## [Written instruction]
Count every line where "screenshot" shows up, and give that number only.

## [Extracted records]
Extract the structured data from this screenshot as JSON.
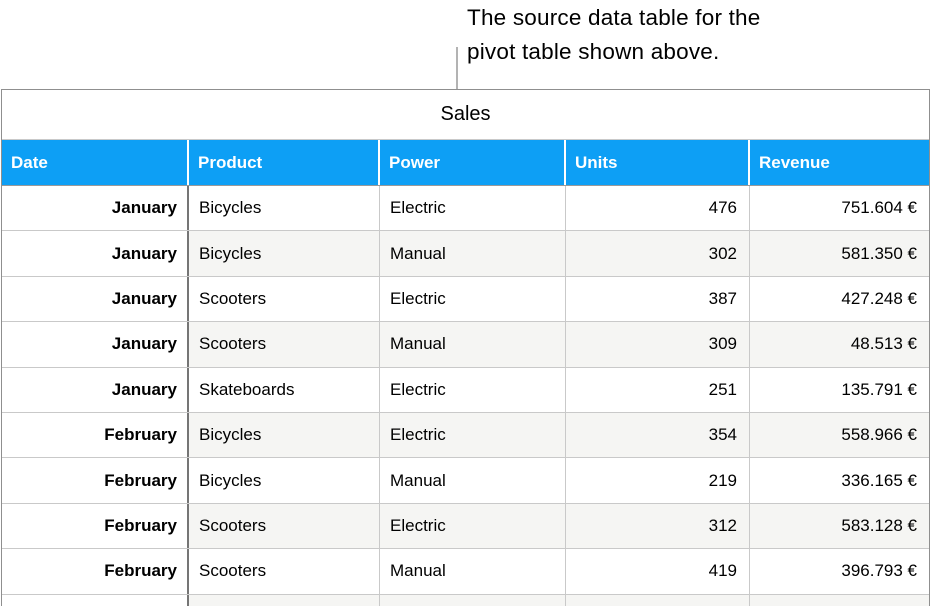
{
  "annotation": {
    "caption_line1": "The source data table for the",
    "caption_line2": "pivot table shown above."
  },
  "table": {
    "title": "Sales",
    "headers": [
      "Date",
      "Product",
      "Power",
      "Units",
      "Revenue"
    ],
    "rows": [
      {
        "date": "January",
        "product": "Bicycles",
        "power": "Electric",
        "units": "476",
        "revenue": "751.604 €"
      },
      {
        "date": "January",
        "product": "Bicycles",
        "power": "Manual",
        "units": "302",
        "revenue": "581.350 €"
      },
      {
        "date": "January",
        "product": "Scooters",
        "power": "Electric",
        "units": "387",
        "revenue": "427.248 €"
      },
      {
        "date": "January",
        "product": "Scooters",
        "power": "Manual",
        "units": "309",
        "revenue": "48.513 €"
      },
      {
        "date": "January",
        "product": "Skateboards",
        "power": "Electric",
        "units": "251",
        "revenue": "135.791 €"
      },
      {
        "date": "February",
        "product": "Bicycles",
        "power": "Electric",
        "units": "354",
        "revenue": "558.966 €"
      },
      {
        "date": "February",
        "product": "Bicycles",
        "power": "Manual",
        "units": "219",
        "revenue": "336.165 €"
      },
      {
        "date": "February",
        "product": "Scooters",
        "power": "Electric",
        "units": "312",
        "revenue": "583.128 €"
      },
      {
        "date": "February",
        "product": "Scooters",
        "power": "Manual",
        "units": "419",
        "revenue": "396.793 €"
      }
    ]
  },
  "colors": {
    "header_blue": "#0d9ff5",
    "alt_row_gray": "#f5f5f3",
    "callout_line": "#b3b3b3"
  }
}
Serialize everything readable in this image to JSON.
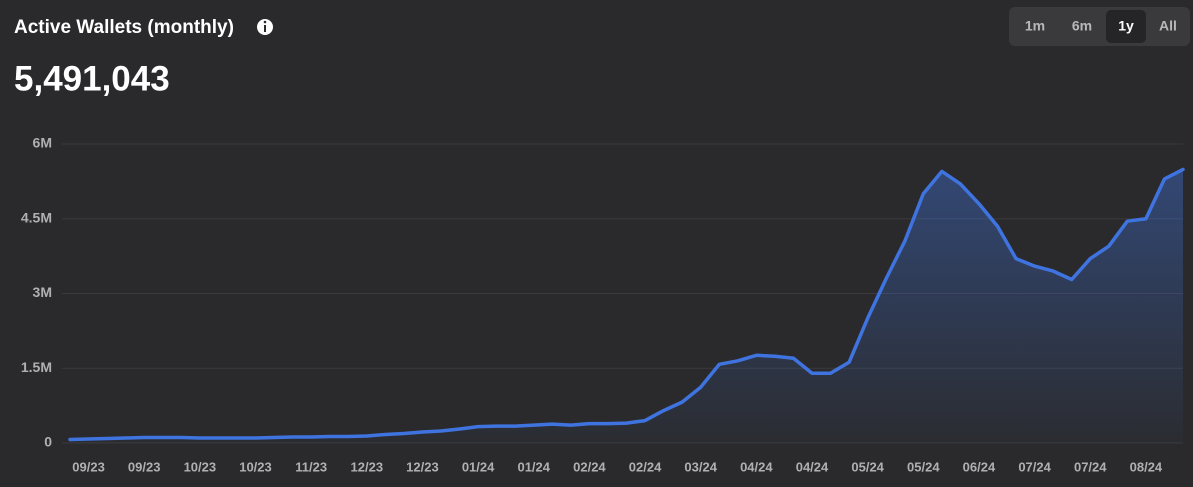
{
  "chart_data": {
    "type": "area",
    "title": "Active Wallets (monthly)",
    "headline": "5,491,043",
    "range_buttons": [
      "1m",
      "6m",
      "1y",
      "All"
    ],
    "selected_range_index": 2,
    "color": "#3f74e0",
    "grid": true,
    "ylim": [
      0,
      6000000
    ],
    "yticks": [
      0,
      {
        "value": 1500000,
        "label": "1.5M"
      },
      {
        "value": 3000000,
        "label": "3M"
      },
      {
        "value": 4500000,
        "label": "4.5M"
      },
      {
        "value": 6000000,
        "label": "6M"
      }
    ],
    "categories": [
      null,
      "09/23",
      null,
      null,
      "09/23",
      null,
      null,
      "10/23",
      null,
      null,
      "10/23",
      null,
      null,
      "11/23",
      null,
      null,
      "12/23",
      null,
      null,
      "12/23",
      null,
      null,
      "01/24",
      null,
      null,
      "01/24",
      null,
      null,
      "02/24",
      null,
      null,
      "02/24",
      null,
      null,
      "03/24",
      null,
      null,
      "04/24",
      null,
      null,
      "04/24",
      null,
      null,
      "05/24",
      null,
      null,
      "05/24",
      null,
      null,
      "06/24",
      null,
      null,
      "07/24",
      null,
      null,
      "07/24",
      null,
      null,
      "08/24",
      null,
      null
    ],
    "values": [
      70000,
      80000,
      90000,
      100000,
      110000,
      110000,
      110000,
      100000,
      100000,
      100000,
      100000,
      110000,
      120000,
      120000,
      130000,
      130000,
      140000,
      170000,
      190000,
      220000,
      240000,
      280000,
      330000,
      340000,
      340000,
      360000,
      380000,
      360000,
      390000,
      390000,
      400000,
      450000,
      650000,
      820000,
      1120000,
      1580000,
      1650000,
      1760000,
      1740000,
      1700000,
      1400000,
      1400000,
      1620000,
      2500000,
      3300000,
      4050000,
      5000000,
      5450000,
      5200000,
      4800000,
      4350000,
      3700000,
      3550000,
      3450000,
      3280000,
      3700000,
      3950000,
      4450000,
      4500000,
      5300000,
      5491043
    ]
  }
}
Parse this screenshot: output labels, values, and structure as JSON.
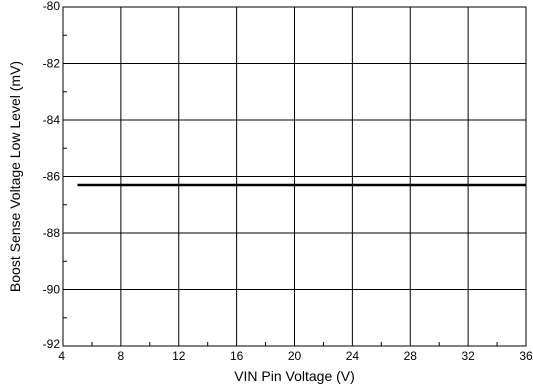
{
  "chart_data": {
    "type": "line",
    "title": "",
    "xlabel": "VIN Pin Voltage (V)",
    "ylabel": "Boost Sense Voltage Low Level (mV)",
    "xlim": [
      4,
      36
    ],
    "ylim": [
      -92,
      -80
    ],
    "x_ticks": [
      4,
      8,
      12,
      16,
      20,
      24,
      28,
      32,
      36
    ],
    "x_tick_labels": [
      "4",
      "8",
      "12",
      "16",
      "20",
      "24",
      "28",
      "32",
      "36"
    ],
    "y_ticks": [
      -80,
      -82,
      -84,
      -86,
      -88,
      -90,
      -92
    ],
    "y_tick_labels": [
      "-80",
      "-82",
      "-84",
      "-86",
      "-88",
      "-90",
      "-92"
    ],
    "grid": true,
    "legend": "none",
    "series": [
      {
        "x": [
          5,
          36
        ],
        "y": [
          -86.3,
          -86.3
        ],
        "color": "#000000"
      }
    ]
  }
}
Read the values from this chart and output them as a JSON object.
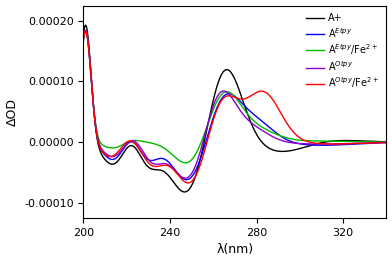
{
  "xlabel": "λ(nm)",
  "ylabel": "ΔOD",
  "xlim": [
    200,
    340
  ],
  "ylim": [
    -0.000125,
    0.000225
  ],
  "yticks": [
    -0.0001,
    0.0,
    0.0001,
    0.0002
  ],
  "xticks": [
    200,
    240,
    280,
    320
  ],
  "legend": [
    {
      "label": "A+",
      "color": "#000000"
    },
    {
      "label": "A$^{Etpy}$",
      "color": "#0000ff"
    },
    {
      "label": "A$^{Etpy}$/Fe$^{2+}$",
      "color": "#00bb00"
    },
    {
      "label": "A$^{Otpy}$",
      "color": "#8800cc"
    },
    {
      "label": "A$^{Otpy}$/Fe$^{2+}$",
      "color": "#ff0000"
    }
  ]
}
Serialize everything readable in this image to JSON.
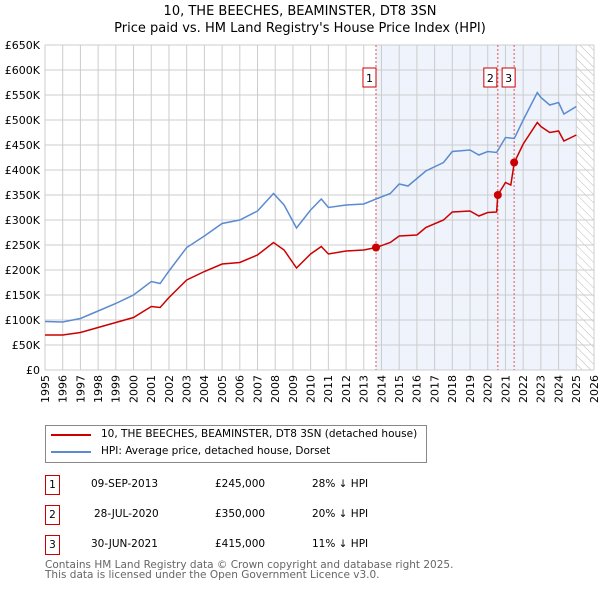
{
  "title": "10, THE BEECHES, BEAMINSTER, DT8 3SN",
  "subtitle": "Price paid vs. HM Land Registry's House Price Index (HPI)",
  "colors": {
    "property": "#cc0000",
    "hpi": "#5b8bd0",
    "shade": "#eef3fc"
  },
  "chart_data": {
    "type": "line",
    "xlim": [
      1995,
      2026
    ],
    "ylim": [
      0,
      650000
    ],
    "x_ticks": [
      "1995",
      "1996",
      "1997",
      "1998",
      "1999",
      "2000",
      "2001",
      "2002",
      "2003",
      "2004",
      "2005",
      "2006",
      "2007",
      "2008",
      "2009",
      "2010",
      "2011",
      "2012",
      "2013",
      "2014",
      "2015",
      "2016",
      "2017",
      "2018",
      "2019",
      "2020",
      "2021",
      "2022",
      "2023",
      "2024",
      "2025",
      "2026"
    ],
    "y_ticks": [
      {
        "v": 0,
        "l": "£0"
      },
      {
        "v": 50000,
        "l": "£50K"
      },
      {
        "v": 100000,
        "l": "£100K"
      },
      {
        "v": 150000,
        "l": "£150K"
      },
      {
        "v": 200000,
        "l": "£200K"
      },
      {
        "v": 250000,
        "l": "£250K"
      },
      {
        "v": 300000,
        "l": "£300K"
      },
      {
        "v": 350000,
        "l": "£350K"
      },
      {
        "v": 400000,
        "l": "£400K"
      },
      {
        "v": 450000,
        "l": "£450K"
      },
      {
        "v": 500000,
        "l": "£500K"
      },
      {
        "v": 550000,
        "l": "£550K"
      },
      {
        "v": 600000,
        "l": "£600K"
      },
      {
        "v": 650000,
        "l": "£650K"
      }
    ],
    "grid": true,
    "shaded_from": 2013.69,
    "hatched_from": 2025.0,
    "series": [
      {
        "name": "10, THE BEECHES, BEAMINSTER, DT8 3SN (detached house)",
        "x": [
          1995,
          1996,
          1997,
          1998,
          1999,
          2000,
          2001,
          2001.5,
          2002,
          2003,
          2004,
          2005,
          2006,
          2007,
          2007.9,
          2008.5,
          2009.2,
          2010,
          2010.6,
          2011,
          2012,
          2013,
          2013.69,
          2014.5,
          2015,
          2016,
          2016.5,
          2017.5,
          2018,
          2019,
          2019.5,
          2020,
          2020.5,
          2020.57,
          2021,
          2021.3,
          2021.5,
          2022,
          2022.8,
          2023,
          2023.5,
          2024,
          2024.3,
          2025
        ],
        "y": [
          70,
          70,
          75,
          85,
          95,
          105,
          127,
          125,
          145,
          180,
          197,
          212,
          215,
          230,
          255,
          240,
          204,
          232,
          247,
          232,
          238,
          240,
          245,
          255,
          268,
          270,
          285,
          300,
          316,
          318,
          308,
          315,
          316,
          350,
          375,
          370,
          415,
          452,
          495,
          487,
          475,
          478,
          458,
          470
        ]
      },
      {
        "name": "HPI: Average price, detached house, Dorset",
        "x": [
          1995,
          1996,
          1997,
          1998,
          1999,
          2000,
          2001,
          2001.5,
          2002,
          2003,
          2004,
          2005,
          2006,
          2007,
          2007.9,
          2008.5,
          2009.2,
          2010,
          2010.6,
          2011,
          2012,
          2013,
          2013.69,
          2014.5,
          2015,
          2015.5,
          2016.5,
          2017.5,
          2018,
          2019,
          2019.5,
          2020,
          2020.5,
          2021,
          2021.5,
          2022,
          2022.8,
          2023,
          2023.5,
          2024,
          2024.3,
          2025
        ],
        "y": [
          97,
          96,
          103,
          118,
          133,
          150,
          177,
          173,
          198,
          245,
          268,
          293,
          300,
          318,
          353,
          330,
          284,
          320,
          342,
          325,
          330,
          332,
          342,
          353,
          372,
          368,
          398,
          415,
          437,
          440,
          430,
          437,
          435,
          465,
          463,
          500,
          555,
          545,
          530,
          535,
          512,
          527
        ]
      }
    ],
    "y_units": "thousand GBP",
    "sales": [
      {
        "label": "1",
        "x": 2013.69,
        "y": 245
      },
      {
        "label": "2",
        "x": 2020.57,
        "y": 350
      },
      {
        "label": "3",
        "x": 2021.49,
        "y": 415
      }
    ]
  },
  "legend": [
    "10, THE BEECHES, BEAMINSTER, DT8 3SN (detached house)",
    "HPI: Average price, detached house, Dorset"
  ],
  "transactions": [
    {
      "num": "1",
      "date": "09-SEP-2013",
      "price": "£245,000",
      "hpi": "28% ↓ HPI"
    },
    {
      "num": "2",
      "date": "28-JUL-2020",
      "price": "£350,000",
      "hpi": "20% ↓ HPI"
    },
    {
      "num": "3",
      "date": "30-JUN-2021",
      "price": "£415,000",
      "hpi": "11% ↓ HPI"
    }
  ],
  "footer": [
    "Contains HM Land Registry data © Crown copyright and database right 2025.",
    "This data is licensed under the Open Government Licence v3.0."
  ]
}
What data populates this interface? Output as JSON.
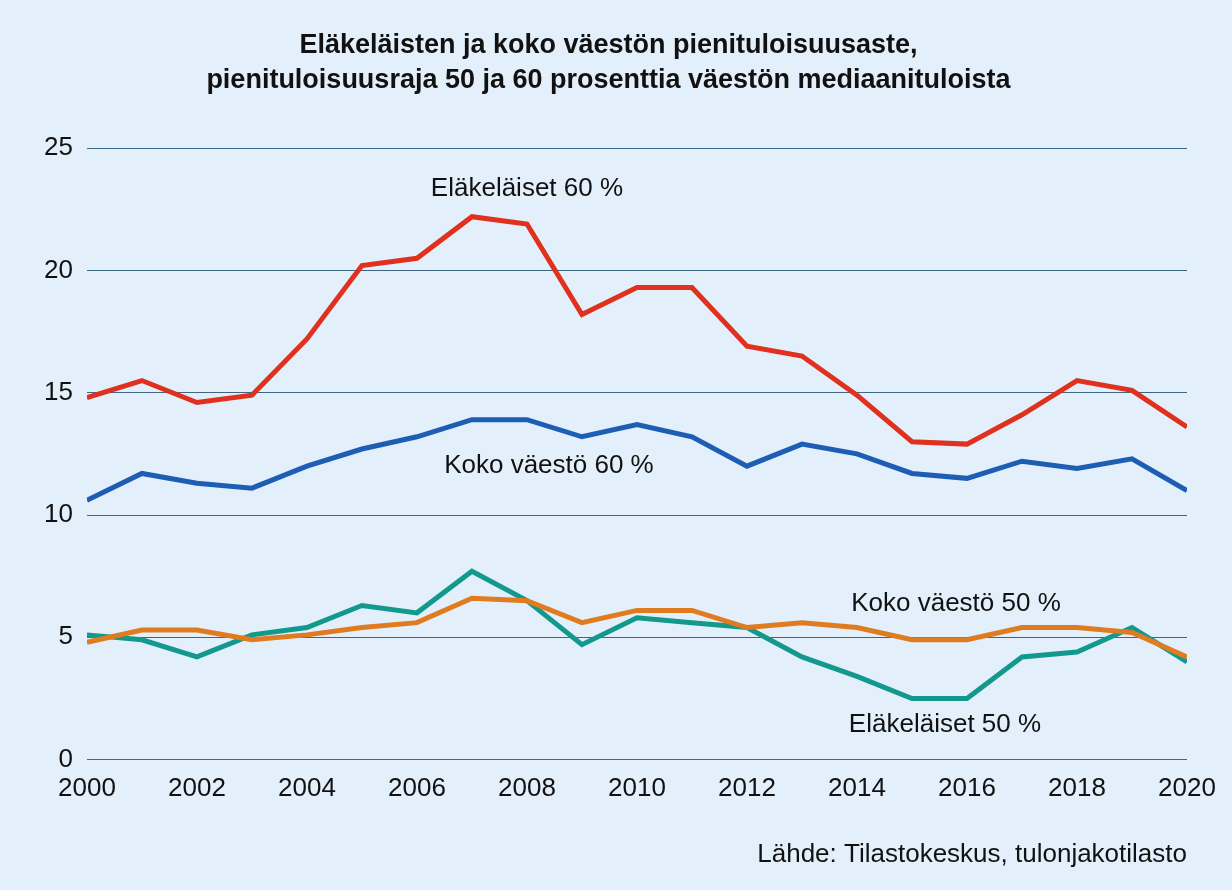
{
  "chart_data": {
    "type": "line",
    "title": [
      "Eläkeläisten ja koko väestön pienituloisuusaste,",
      "pienituloisuusraja 50 ja 60 prosenttia väestön mediaanituloista"
    ],
    "source": "Lähde: Tilastokeskus, tulonjakotilasto",
    "x": [
      2000,
      2001,
      2002,
      2003,
      2004,
      2005,
      2006,
      2007,
      2008,
      2009,
      2010,
      2011,
      2012,
      2013,
      2014,
      2015,
      2016,
      2017,
      2018,
      2019,
      2020
    ],
    "series": [
      {
        "name": "Eläkeläiset 60 %",
        "color": "#e0301e",
        "values": [
          14.8,
          15.5,
          14.6,
          14.9,
          17.2,
          20.2,
          20.5,
          22.2,
          21.9,
          18.2,
          19.3,
          19.3,
          16.9,
          16.5,
          14.9,
          13.0,
          12.9,
          14.1,
          15.5,
          15.1,
          13.6
        ]
      },
      {
        "name": "Koko väestö 60 %",
        "color": "#1d5db3",
        "values": [
          10.6,
          11.7,
          11.3,
          11.1,
          12.0,
          12.7,
          13.2,
          13.9,
          13.9,
          13.2,
          13.7,
          13.2,
          12.0,
          12.9,
          12.5,
          11.7,
          11.5,
          12.2,
          11.9,
          12.3,
          11.0
        ]
      },
      {
        "name": "Koko väestö 50 %",
        "color": "#e07b20",
        "values": [
          4.8,
          5.3,
          5.3,
          4.9,
          5.1,
          5.4,
          5.6,
          6.6,
          6.5,
          5.6,
          6.1,
          6.1,
          5.4,
          5.6,
          5.4,
          4.9,
          4.9,
          5.4,
          5.4,
          5.2,
          4.2
        ]
      },
      {
        "name": "Eläkeläiset 50 %",
        "color": "#13988e",
        "values": [
          5.1,
          4.9,
          4.2,
          5.1,
          5.4,
          6.3,
          6.0,
          7.7,
          6.5,
          4.7,
          5.8,
          5.6,
          5.4,
          4.2,
          3.4,
          2.5,
          2.5,
          4.2,
          4.4,
          5.4,
          4.0
        ]
      }
    ],
    "xlim": [
      2000,
      2020
    ],
    "xticks": [
      2000,
      2002,
      2004,
      2006,
      2008,
      2010,
      2012,
      2014,
      2016,
      2018,
      2020
    ],
    "ylim": [
      0,
      25
    ],
    "yticks": [
      0,
      5,
      10,
      15,
      20,
      25
    ],
    "grid": "y",
    "legend": false
  }
}
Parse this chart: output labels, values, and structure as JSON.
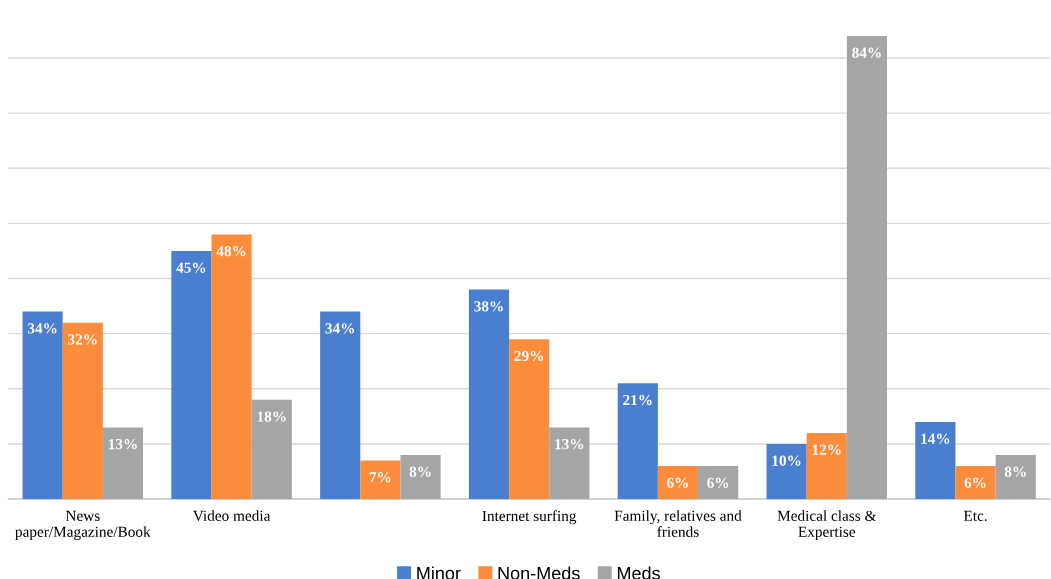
{
  "chart_data": {
    "type": "bar",
    "categories": [
      "News\npaper/Magazine/Book",
      "Video media",
      null,
      "Internet surfing",
      "Family, relatives and\nfriends",
      "Medical class &\nExpertise",
      "Etc."
    ],
    "series": [
      {
        "name": "Minor",
        "color": "#4a7fd0",
        "values": [
          34,
          45,
          34,
          38,
          21,
          10,
          14
        ],
        "value_labels": [
          "34%",
          "45%",
          "34%",
          "38%",
          "21%",
          "10%",
          "14%"
        ]
      },
      {
        "name": "Non-Meds",
        "color": "#fb8c3c",
        "values": [
          32,
          48,
          7,
          29,
          6,
          12,
          6
        ],
        "value_labels": [
          "32%",
          "48%",
          "7%",
          "29%",
          "6%",
          "12%",
          "6%"
        ]
      },
      {
        "name": "Meds",
        "color": "#a5a5a5",
        "values": [
          13,
          18,
          8,
          13,
          6,
          84,
          8
        ],
        "value_labels": [
          "13%",
          "18%",
          "8%",
          "13%",
          "6%",
          "84%",
          "8%"
        ]
      }
    ],
    "grid": "y",
    "legend": "bottom",
    "tick_labels": "x"
  }
}
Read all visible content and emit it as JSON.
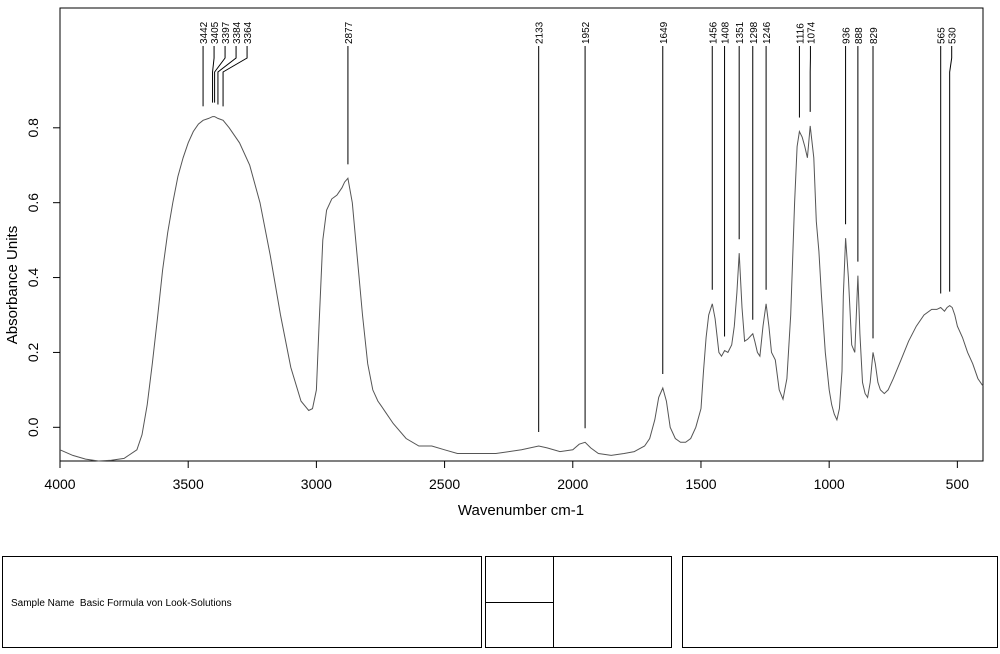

## [Solution for this exercise]
2